§ Problem
Transcribe the material in full. Nothing should differ except that the pictures are left out.

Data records
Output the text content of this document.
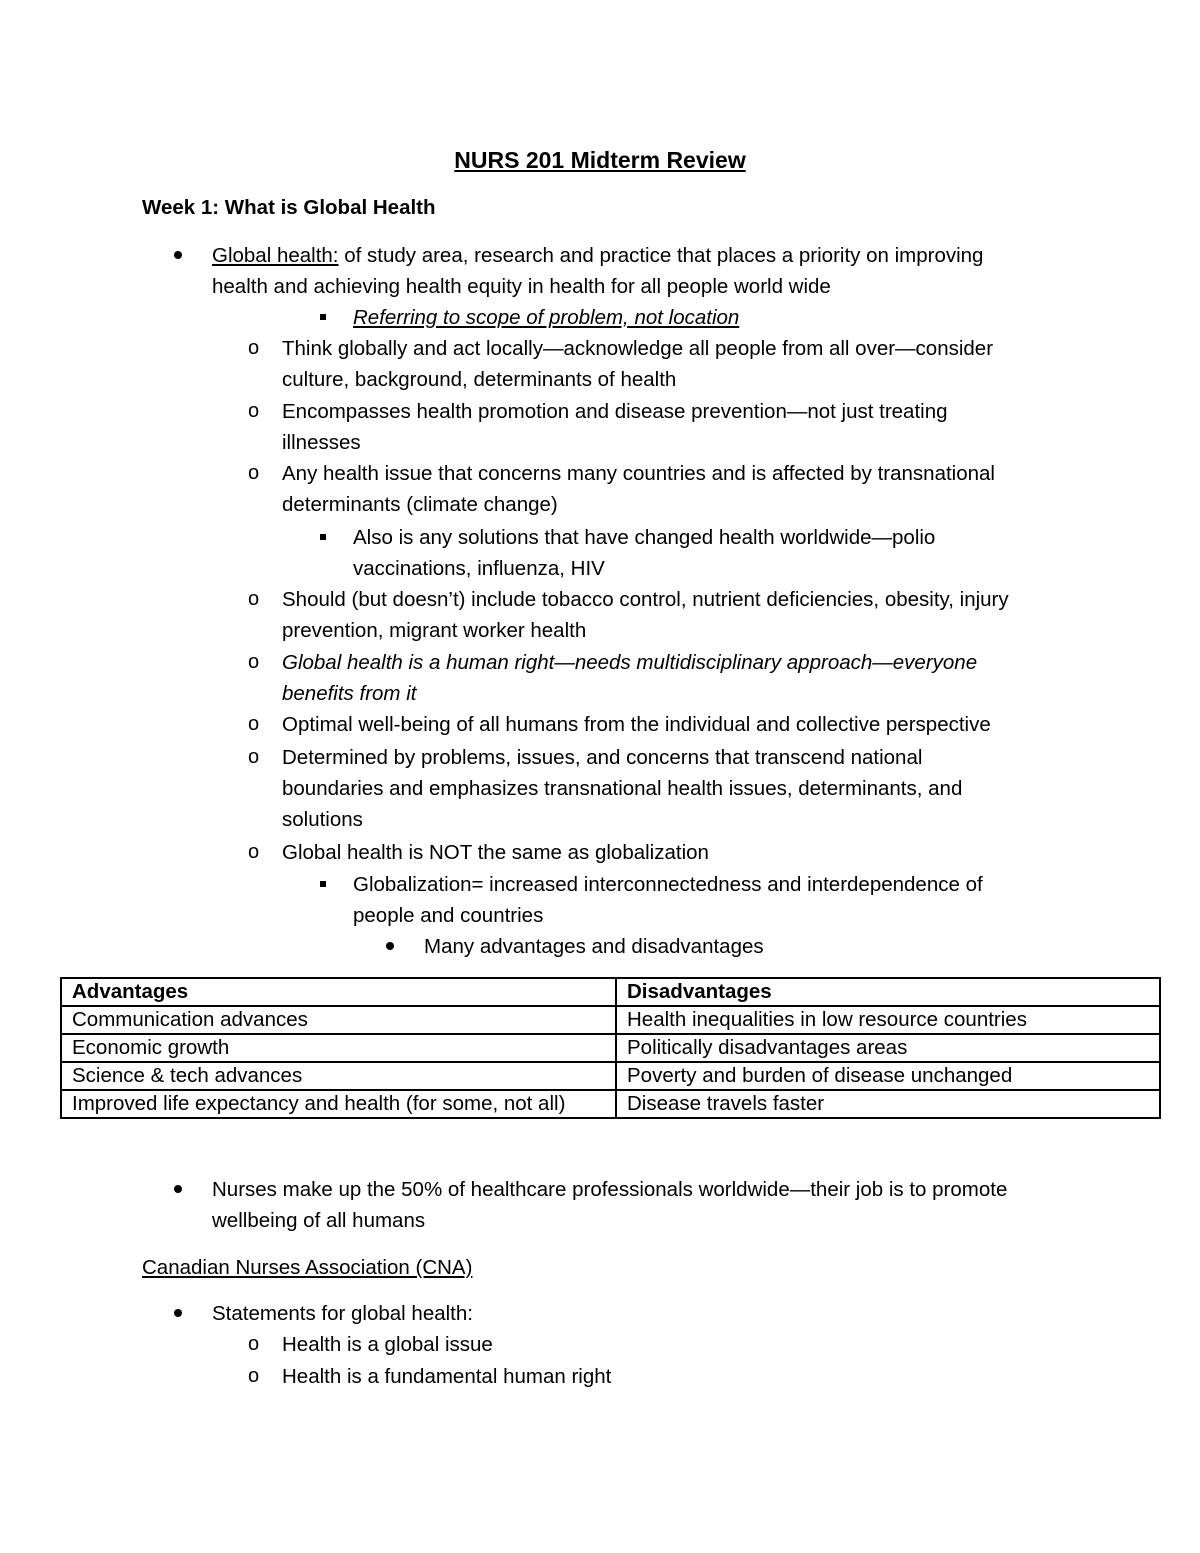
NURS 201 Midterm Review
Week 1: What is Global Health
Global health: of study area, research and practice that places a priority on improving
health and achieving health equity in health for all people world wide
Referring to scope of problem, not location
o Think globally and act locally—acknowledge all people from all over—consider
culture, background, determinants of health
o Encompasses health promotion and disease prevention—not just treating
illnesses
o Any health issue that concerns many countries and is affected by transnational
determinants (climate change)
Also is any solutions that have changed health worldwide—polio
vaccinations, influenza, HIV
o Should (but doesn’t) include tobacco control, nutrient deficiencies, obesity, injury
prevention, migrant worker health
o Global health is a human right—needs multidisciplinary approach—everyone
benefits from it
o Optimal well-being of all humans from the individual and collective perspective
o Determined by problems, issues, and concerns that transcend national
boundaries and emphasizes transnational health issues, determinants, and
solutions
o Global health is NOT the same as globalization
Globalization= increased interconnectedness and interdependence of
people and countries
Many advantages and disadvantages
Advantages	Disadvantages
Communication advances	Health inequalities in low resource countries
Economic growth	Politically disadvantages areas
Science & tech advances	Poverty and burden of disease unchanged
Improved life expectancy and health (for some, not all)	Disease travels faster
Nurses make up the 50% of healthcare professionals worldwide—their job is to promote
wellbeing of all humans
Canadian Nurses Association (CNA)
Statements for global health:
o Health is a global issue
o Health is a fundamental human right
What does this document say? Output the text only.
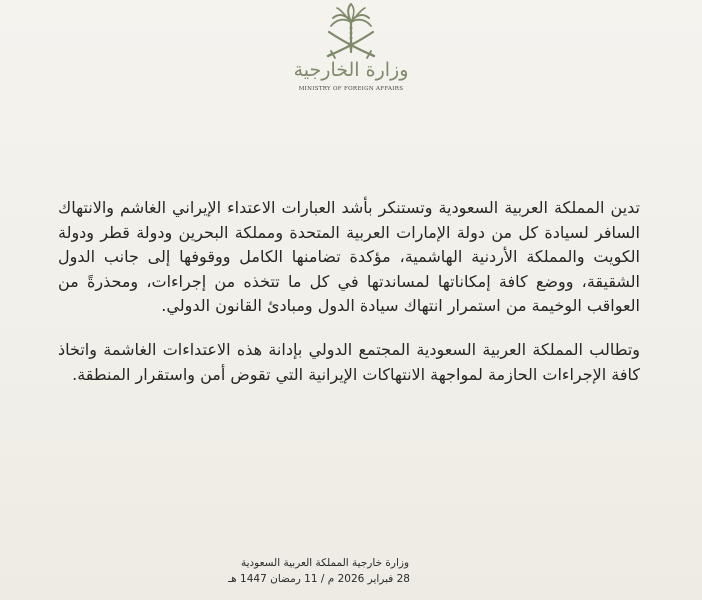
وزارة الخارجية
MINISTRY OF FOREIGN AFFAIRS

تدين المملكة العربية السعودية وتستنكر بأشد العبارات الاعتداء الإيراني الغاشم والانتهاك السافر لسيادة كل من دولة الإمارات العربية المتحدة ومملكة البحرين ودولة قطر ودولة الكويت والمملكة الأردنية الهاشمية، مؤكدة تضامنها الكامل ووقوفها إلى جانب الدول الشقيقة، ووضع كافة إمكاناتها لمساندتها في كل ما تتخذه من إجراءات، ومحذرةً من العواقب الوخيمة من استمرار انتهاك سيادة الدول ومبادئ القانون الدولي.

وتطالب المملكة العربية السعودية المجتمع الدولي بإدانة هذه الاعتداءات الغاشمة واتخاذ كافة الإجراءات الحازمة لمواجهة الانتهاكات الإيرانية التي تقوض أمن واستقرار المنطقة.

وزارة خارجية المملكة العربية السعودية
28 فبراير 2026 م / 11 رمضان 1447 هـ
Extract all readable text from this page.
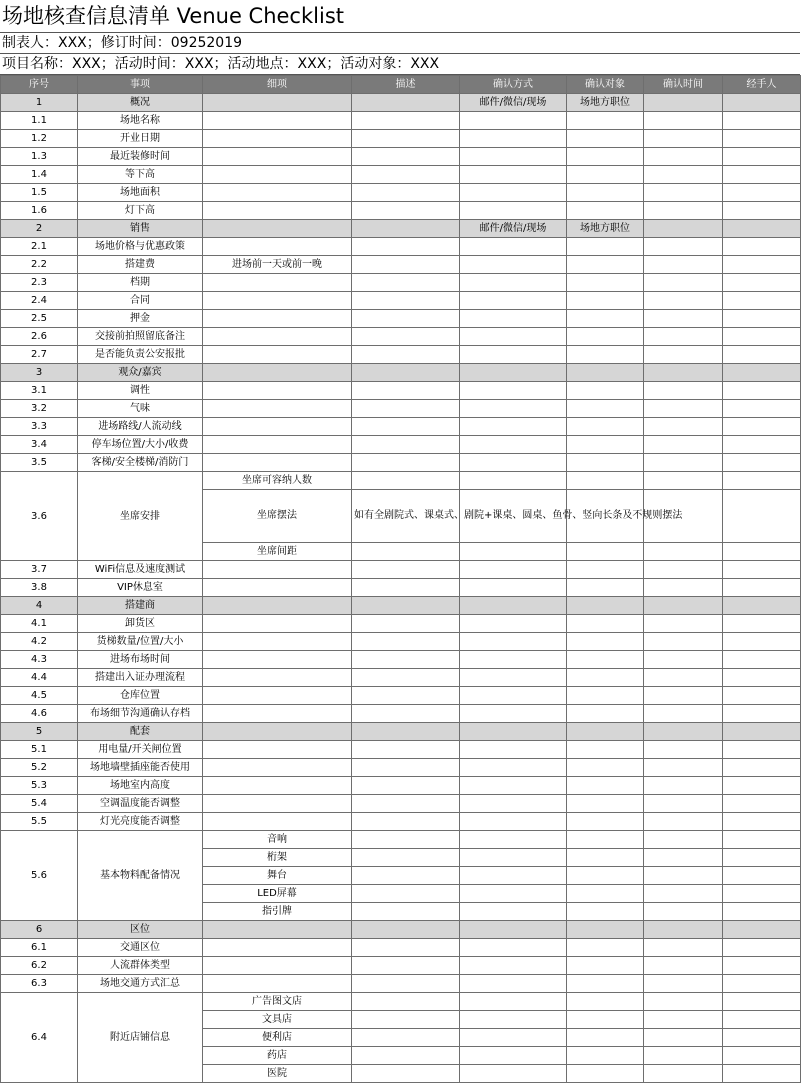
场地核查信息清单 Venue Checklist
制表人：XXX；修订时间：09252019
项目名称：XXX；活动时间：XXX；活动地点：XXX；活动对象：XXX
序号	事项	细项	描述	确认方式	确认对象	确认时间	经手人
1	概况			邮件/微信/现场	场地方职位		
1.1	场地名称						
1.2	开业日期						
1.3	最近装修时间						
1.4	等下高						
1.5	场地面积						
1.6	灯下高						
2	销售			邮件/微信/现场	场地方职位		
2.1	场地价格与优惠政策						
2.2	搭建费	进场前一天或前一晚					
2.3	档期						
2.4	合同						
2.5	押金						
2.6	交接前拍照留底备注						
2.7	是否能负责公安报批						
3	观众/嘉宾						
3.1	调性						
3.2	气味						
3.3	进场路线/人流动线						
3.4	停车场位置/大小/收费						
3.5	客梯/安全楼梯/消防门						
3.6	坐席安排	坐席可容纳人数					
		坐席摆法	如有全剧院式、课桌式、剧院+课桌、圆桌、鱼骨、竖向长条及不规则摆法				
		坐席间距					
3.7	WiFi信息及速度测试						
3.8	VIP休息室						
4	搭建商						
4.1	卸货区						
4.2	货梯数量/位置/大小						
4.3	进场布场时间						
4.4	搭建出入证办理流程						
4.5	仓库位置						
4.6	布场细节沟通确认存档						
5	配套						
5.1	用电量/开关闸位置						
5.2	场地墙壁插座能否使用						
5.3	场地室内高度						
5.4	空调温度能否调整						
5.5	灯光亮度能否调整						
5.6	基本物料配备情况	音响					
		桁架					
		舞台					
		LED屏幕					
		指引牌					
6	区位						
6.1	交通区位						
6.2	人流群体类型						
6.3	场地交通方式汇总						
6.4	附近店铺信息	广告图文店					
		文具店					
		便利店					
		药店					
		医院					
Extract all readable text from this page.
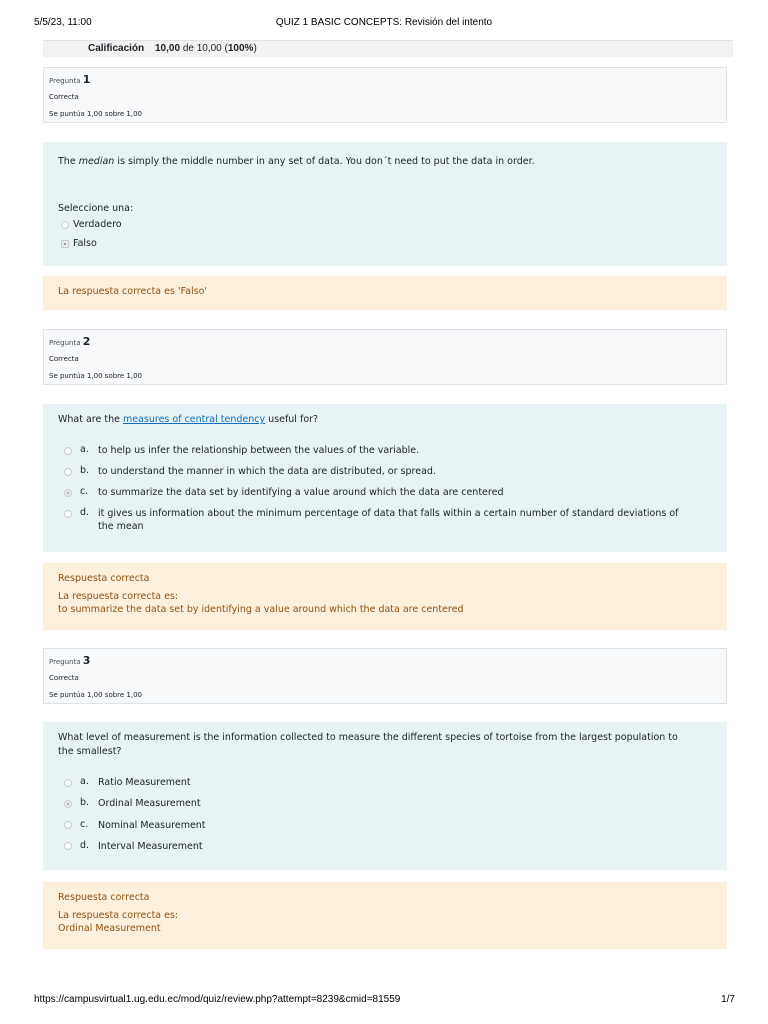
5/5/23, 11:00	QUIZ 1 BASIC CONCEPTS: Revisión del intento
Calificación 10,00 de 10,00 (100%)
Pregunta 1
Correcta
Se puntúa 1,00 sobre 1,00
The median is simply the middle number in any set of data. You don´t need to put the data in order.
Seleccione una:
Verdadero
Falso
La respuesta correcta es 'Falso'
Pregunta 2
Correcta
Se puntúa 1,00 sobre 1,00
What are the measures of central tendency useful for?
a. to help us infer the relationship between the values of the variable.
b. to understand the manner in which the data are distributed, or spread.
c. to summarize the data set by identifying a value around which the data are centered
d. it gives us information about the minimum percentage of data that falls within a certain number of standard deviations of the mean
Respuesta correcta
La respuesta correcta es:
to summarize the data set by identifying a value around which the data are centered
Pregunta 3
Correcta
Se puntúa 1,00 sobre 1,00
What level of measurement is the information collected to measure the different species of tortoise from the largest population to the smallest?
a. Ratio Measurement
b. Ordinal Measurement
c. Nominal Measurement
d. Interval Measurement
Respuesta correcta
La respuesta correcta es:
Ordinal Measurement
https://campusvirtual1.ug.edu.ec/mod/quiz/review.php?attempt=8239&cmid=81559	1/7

§ Output for this exercise
Output the text content of this document.
NURS 201 Midterm Review
Week 1: What is Global Health
Global health: of study area, research and practice that places a priority on improving
health and achieving health equity in health for all people world wide
Referring to scope of problem, not location
o Think globally and act locally—acknowledge all people from all over—consider
culture, background, determinants of health
o Encompasses health promotion and disease prevention—not just treating
illnesses
o Any health issue that concerns many countries and is affected by transnational
determinants (climate change)
Also is any solutions that have changed health worldwide—polio
vaccinations, influenza, HIV
o Should (but doesn’t) include tobacco control, nutrient deficiencies, obesity, injury
prevention, migrant worker health
o Global health is a human right—needs multidisciplinary approach—everyone
benefits from it
o Optimal well-being of all humans from the individual and collective perspective
o Determined by problems, issues, and concerns that transcend national
boundaries and emphasizes transnational health issues, determinants, and
solutions
o Global health is NOT the same as globalization
Globalization= increased interconnectedness and interdependence of
people and countries
Many advantages and disadvantages
Advantages	Disadvantages
Communication advances	Health inequalities in low resource countries
Economic growth	Politically disadvantages areas
Science & tech advances	Poverty and burden of disease unchanged
Improved life expectancy and health (for some, not all)	Disease travels faster
Nurses make up the 50% of healthcare professionals worldwide—their job is to promote
wellbeing of all humans
Canadian Nurses Association (CNA)
Statements for global health:
o Health is a global issue
o Health is a fundamental human right
What does this document say? Output the text only.
وزارة الخارجية
MINISTRY OF FOREIGN AFFAIRS

تدين المملكة العربية السعودية وتستنكر بأشد العبارات الاعتداء الإيراني الغاشم والانتهاك السافر لسيادة كل من دولة الإمارات العربية المتحدة ومملكة البحرين ودولة قطر ودولة الكويت والمملكة الأردنية الهاشمية، مؤكدة تضامنها الكامل ووقوفها إلى جانب الدول الشقيقة، ووضع كافة إمكاناتها لمساندتها في كل ما تتخذه من إجراءات، ومحذرةً من العواقب الوخيمة من استمرار انتهاك سيادة الدول ومبادئ القانون الدولي.

وتطالب المملكة العربية السعودية المجتمع الدولي بإدانة هذه الاعتداءات الغاشمة واتخاذ كافة الإجراءات الحازمة لمواجهة الانتهاكات الإيرانية التي تقوض أمن واستقرار المنطقة.

وزارة خارجية المملكة العربية السعودية
28 فبراير 2026 م / 11 رمضان 1447 هـ
Extract all readable text from this page.
场地核查信息清单 Venue Checklist
制表人：XXX；修订时间：09252019
项目名称：XXX；活动时间：XXX；活动地点：XXX；活动对象：XXX
序号	事项	细项	描述	确认方式	确认对象	确认时间	经手人
1	概况			邮件/微信/现场	场地方职位		
1.1	场地名称						
1.2	开业日期						
1.3	最近装修时间						
1.4	等下高						
1.5	场地面积						
1.6	灯下高						
2	销售			邮件/微信/现场	场地方职位		
2.1	场地价格与优惠政策						
2.2	搭建费	进场前一天或前一晚					
2.3	档期						
2.4	合同						
2.5	押金						
2.6	交接前拍照留底备注						
2.7	是否能负责公安报批						
3	观众/嘉宾						
3.1	调性						
3.2	气味						
3.3	进场路线/人流动线						
3.4	停车场位置/大小/收费						
3.5	客梯/安全楼梯/消防门						
3.6	坐席安排	坐席可容纳人数					
		坐席摆法	如有全剧院式、课桌式、剧院+课桌、圆桌、鱼骨、竖向长条及不规则摆法				
		坐席间距					
3.7	WiFi信息及速度测试						
3.8	VIP休息室						
4	搭建商						
4.1	卸货区						
4.2	货梯数量/位置/大小						
4.3	进场布场时间						
4.4	搭建出入证办理流程						
4.5	仓库位置						
4.6	布场细节沟通确认存档						
5	配套						
5.1	用电量/开关闸位置						
5.2	场地墙壁插座能否使用						
5.3	场地室内高度						
5.4	空调温度能否调整						
5.5	灯光亮度能否调整						
5.6	基本物料配备情况	音响					
		桁架					
		舞台					
		LED屏幕					
		指引牌					
6	区位						
6.1	交通区位						
6.2	人流群体类型						
6.3	场地交通方式汇总						
6.4	附近店铺信息	广告图文店					
		文具店					
		便利店					
		药店					
		医院					
Extract all readable text from this page.
5/5/23, 11:00	QUIZ 1 BASIC CONCEPTS: Revisión del intento
Calificación 10,00 de 10,00 (100%)
Pregunta 1
Correcta
Se puntúa 1,00 sobre 1,00
The median is simply the middle number in any set of data. You don´t need to put the data in order.
Seleccione una:
Verdadero
Falso
La respuesta correcta es 'Falso'
Pregunta 2
Correcta
Se puntúa 1,00 sobre 1,00
What are the measures of central tendency useful for?
a. to help us infer the relationship between the values of the variable.
b. to understand the manner in which the data are distributed, or spread.
c. to summarize the data set by identifying a value around which the data are centered
d. it gives us information about the minimum percentage of data that falls within a certain number of standard deviations of the mean
Respuesta correcta
La respuesta correcta es:
to summarize the data set by identifying a value around which the data are centered
Pregunta 3
Correcta
Se puntúa 1,00 sobre 1,00
What level of measurement is the information collected to measure the different species of tortoise from the largest population to the smallest?
a. Ratio Measurement
b. Ordinal Measurement
c. Nominal Measurement
d. Interval Measurement
Respuesta correcta
La respuesta correcta es:
Ordinal Measurement
https://campusvirtual1.ug.edu.ec/mod/quiz/review.php?attempt=8239&cmid=81559	1/7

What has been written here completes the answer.